[Extracts from a graphics dataset]
^^^^^^^^^^^^^^^^

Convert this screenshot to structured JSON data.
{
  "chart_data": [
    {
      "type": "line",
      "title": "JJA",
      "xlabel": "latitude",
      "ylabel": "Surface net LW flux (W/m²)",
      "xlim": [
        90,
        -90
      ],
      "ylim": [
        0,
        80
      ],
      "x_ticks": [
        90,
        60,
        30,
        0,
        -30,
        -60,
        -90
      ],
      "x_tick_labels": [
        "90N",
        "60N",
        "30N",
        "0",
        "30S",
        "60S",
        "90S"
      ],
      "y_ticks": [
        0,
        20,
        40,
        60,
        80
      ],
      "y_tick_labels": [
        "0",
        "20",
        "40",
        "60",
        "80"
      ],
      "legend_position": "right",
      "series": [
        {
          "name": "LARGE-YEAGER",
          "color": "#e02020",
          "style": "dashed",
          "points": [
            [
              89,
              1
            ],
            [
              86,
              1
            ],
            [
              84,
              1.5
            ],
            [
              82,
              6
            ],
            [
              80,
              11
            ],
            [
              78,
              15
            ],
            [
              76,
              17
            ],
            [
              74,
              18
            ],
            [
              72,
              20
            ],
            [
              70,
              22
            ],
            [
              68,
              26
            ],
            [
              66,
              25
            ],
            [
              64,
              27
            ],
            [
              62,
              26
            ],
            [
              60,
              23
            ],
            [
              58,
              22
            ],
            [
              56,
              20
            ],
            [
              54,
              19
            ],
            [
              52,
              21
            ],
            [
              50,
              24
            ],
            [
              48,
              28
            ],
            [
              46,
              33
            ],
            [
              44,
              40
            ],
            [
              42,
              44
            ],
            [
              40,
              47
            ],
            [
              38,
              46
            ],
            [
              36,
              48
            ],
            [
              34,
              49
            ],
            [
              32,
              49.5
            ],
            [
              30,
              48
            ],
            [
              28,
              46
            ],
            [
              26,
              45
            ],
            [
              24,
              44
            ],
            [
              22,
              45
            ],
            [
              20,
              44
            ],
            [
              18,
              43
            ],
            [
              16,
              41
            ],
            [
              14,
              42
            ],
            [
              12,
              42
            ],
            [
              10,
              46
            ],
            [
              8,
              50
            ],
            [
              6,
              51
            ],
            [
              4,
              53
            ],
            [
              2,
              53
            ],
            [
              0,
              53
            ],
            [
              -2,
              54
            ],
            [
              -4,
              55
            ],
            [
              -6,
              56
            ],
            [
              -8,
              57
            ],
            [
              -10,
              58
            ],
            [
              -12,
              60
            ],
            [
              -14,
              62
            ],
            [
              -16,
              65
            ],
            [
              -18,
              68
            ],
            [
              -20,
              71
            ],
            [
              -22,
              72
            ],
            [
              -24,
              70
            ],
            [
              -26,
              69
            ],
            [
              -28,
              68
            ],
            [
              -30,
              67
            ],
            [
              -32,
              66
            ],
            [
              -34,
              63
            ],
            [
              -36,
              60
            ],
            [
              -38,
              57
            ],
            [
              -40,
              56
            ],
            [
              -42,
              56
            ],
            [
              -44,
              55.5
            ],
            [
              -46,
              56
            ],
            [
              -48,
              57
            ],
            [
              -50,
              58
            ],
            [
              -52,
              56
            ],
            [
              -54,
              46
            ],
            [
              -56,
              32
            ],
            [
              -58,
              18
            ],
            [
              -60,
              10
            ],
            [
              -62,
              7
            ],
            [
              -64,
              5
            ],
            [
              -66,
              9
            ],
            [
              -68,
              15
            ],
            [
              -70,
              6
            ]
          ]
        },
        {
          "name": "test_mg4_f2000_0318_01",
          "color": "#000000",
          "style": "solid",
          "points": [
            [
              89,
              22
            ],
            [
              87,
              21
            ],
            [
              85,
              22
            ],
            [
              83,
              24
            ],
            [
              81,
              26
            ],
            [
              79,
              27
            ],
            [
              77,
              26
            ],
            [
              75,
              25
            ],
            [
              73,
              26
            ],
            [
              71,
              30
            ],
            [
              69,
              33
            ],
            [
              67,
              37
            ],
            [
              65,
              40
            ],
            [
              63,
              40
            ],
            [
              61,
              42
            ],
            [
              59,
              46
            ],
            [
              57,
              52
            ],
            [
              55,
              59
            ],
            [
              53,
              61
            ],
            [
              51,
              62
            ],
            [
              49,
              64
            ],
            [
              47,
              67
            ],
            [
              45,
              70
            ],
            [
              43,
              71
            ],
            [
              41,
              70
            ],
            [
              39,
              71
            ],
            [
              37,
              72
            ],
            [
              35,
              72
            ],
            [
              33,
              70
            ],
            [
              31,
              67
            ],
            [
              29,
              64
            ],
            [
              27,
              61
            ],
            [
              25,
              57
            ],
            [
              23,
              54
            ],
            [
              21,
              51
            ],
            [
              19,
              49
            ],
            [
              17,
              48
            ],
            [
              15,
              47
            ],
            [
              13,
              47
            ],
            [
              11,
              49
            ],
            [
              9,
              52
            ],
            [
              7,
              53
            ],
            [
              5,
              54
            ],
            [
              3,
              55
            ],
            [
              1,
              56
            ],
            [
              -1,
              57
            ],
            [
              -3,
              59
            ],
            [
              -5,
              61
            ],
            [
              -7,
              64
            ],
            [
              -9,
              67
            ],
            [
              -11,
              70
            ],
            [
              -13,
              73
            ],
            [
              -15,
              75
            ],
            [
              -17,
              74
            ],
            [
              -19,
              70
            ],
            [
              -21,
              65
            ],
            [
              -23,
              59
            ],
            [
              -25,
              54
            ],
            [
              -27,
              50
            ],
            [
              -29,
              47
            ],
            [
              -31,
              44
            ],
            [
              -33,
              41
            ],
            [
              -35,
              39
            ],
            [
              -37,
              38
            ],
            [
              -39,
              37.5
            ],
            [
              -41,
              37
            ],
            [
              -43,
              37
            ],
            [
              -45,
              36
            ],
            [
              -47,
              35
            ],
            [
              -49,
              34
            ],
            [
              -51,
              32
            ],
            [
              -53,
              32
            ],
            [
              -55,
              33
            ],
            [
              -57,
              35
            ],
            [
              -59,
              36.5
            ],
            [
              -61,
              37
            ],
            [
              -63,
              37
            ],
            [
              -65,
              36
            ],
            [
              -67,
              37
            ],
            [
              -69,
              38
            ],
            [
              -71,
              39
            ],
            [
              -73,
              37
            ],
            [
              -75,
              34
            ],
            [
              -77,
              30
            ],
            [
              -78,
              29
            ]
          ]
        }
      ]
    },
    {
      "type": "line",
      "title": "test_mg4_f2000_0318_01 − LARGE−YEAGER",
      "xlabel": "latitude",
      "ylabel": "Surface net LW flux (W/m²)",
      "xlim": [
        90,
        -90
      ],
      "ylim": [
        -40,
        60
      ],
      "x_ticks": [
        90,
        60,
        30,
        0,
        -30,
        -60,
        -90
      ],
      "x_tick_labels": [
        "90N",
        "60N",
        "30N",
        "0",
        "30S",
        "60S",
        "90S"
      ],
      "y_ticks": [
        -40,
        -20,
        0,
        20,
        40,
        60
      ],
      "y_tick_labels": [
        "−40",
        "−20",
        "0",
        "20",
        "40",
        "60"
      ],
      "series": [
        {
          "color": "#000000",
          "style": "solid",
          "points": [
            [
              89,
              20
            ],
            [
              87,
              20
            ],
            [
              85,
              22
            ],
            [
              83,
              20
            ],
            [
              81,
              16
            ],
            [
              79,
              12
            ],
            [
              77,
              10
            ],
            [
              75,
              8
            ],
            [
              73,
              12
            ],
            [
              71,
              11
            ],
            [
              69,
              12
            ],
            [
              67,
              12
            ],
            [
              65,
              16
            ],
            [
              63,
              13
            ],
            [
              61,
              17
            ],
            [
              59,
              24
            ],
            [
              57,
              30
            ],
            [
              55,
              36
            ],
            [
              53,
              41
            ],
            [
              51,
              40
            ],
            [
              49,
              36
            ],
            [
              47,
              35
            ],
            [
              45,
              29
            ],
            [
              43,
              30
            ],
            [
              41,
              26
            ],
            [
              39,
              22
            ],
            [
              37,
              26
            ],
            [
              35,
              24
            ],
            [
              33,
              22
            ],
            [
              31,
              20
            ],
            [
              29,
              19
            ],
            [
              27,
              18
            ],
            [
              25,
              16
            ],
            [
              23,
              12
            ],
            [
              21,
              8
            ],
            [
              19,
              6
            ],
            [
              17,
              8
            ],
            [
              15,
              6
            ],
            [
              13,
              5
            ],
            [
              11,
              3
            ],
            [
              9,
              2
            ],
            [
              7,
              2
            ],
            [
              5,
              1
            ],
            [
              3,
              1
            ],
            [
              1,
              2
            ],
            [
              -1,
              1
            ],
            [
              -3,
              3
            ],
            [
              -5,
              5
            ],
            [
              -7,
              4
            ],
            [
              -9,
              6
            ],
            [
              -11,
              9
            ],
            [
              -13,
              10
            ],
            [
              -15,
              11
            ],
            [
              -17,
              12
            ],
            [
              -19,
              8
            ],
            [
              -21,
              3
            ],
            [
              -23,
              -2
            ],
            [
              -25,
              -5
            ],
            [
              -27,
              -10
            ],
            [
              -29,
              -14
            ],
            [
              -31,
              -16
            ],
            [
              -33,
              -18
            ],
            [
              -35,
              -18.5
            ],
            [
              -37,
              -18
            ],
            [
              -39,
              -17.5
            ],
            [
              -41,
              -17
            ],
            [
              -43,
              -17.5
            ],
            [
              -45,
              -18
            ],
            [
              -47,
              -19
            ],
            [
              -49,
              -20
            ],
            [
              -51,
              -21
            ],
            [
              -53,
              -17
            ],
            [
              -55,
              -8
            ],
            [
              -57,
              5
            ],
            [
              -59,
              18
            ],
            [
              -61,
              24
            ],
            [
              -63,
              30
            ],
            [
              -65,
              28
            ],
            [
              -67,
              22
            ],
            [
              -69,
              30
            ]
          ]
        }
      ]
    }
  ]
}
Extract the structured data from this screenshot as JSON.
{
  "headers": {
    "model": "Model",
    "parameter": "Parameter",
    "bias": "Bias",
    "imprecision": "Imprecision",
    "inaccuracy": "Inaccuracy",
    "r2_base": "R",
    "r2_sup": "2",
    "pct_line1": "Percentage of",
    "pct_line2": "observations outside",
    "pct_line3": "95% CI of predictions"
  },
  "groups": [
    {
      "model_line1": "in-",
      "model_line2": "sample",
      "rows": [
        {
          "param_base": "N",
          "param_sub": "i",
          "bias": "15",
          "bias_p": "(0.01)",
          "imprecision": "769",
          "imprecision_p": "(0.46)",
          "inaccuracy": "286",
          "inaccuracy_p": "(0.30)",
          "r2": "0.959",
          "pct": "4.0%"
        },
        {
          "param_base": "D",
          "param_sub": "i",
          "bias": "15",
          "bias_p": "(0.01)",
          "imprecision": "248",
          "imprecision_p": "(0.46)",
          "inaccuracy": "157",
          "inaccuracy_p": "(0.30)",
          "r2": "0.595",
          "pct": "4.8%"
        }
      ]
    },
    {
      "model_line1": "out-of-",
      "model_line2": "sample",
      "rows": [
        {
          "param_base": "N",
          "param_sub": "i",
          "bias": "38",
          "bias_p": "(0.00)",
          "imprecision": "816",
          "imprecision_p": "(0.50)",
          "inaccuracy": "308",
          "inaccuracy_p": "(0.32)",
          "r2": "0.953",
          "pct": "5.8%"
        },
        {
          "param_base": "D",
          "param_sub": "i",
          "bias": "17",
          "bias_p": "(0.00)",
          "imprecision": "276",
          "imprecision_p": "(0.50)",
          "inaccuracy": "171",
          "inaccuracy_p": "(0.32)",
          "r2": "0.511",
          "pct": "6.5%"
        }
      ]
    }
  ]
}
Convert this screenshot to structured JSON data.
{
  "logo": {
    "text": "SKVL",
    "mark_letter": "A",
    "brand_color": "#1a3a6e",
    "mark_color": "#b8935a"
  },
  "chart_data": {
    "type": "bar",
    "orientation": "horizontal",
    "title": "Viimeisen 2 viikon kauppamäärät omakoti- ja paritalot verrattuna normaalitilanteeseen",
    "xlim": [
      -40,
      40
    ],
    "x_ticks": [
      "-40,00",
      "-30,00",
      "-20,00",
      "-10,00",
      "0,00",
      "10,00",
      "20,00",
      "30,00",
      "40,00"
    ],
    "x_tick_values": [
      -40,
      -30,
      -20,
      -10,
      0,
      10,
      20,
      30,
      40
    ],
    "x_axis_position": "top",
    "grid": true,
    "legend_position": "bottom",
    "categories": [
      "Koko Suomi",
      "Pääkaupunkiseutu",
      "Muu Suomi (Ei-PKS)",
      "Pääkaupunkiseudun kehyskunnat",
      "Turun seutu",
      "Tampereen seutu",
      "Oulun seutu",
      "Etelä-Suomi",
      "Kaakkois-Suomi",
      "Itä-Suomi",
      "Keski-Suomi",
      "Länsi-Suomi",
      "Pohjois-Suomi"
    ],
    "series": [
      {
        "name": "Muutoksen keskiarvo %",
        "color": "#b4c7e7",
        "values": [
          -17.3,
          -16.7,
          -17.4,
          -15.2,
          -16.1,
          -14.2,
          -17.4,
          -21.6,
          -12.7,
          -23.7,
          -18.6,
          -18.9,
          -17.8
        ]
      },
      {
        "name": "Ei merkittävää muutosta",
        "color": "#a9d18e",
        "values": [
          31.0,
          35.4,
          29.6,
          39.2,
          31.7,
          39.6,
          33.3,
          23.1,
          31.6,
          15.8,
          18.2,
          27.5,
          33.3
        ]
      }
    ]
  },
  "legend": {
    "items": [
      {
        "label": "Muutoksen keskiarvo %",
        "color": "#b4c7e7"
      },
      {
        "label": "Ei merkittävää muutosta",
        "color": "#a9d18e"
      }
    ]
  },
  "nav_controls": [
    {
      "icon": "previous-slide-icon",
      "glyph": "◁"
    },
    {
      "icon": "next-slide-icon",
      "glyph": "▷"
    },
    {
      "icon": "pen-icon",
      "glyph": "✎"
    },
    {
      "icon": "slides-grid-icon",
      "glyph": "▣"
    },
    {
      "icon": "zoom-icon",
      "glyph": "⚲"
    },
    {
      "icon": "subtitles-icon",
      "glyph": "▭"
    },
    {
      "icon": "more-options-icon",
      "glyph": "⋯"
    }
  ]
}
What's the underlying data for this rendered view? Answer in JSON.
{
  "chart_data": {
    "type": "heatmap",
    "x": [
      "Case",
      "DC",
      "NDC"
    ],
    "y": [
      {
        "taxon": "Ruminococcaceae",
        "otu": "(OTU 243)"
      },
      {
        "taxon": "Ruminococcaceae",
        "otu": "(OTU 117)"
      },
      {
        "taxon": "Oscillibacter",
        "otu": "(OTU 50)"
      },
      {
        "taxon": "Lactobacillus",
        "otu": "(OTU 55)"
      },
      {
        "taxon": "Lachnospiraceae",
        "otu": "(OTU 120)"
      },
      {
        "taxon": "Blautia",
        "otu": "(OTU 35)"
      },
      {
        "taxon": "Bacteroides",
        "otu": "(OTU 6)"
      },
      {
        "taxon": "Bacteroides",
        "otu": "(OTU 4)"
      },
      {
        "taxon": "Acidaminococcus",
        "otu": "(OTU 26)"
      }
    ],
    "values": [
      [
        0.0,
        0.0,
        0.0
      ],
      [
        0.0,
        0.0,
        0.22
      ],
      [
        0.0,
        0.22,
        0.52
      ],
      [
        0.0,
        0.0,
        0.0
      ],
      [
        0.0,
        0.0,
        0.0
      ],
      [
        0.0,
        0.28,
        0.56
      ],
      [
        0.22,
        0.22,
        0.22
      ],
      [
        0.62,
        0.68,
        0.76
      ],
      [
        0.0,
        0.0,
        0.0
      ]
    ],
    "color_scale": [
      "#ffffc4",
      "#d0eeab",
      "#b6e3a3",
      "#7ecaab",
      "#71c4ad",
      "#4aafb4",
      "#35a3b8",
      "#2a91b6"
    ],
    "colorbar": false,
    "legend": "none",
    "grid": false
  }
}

^^^^^^^^^^^^^^^^

Report each line in the data that holds the word "Suomi".

      "Koko Suomi",
      "Muu Suomi (Ei-PKS)",
      "Etelä-Suomi",
      "Kaakkois-Suomi",
      "Itä-Suomi",
      "Keski-Suomi",
      "Länsi-Suomi",
      "Pohjois-Suomi"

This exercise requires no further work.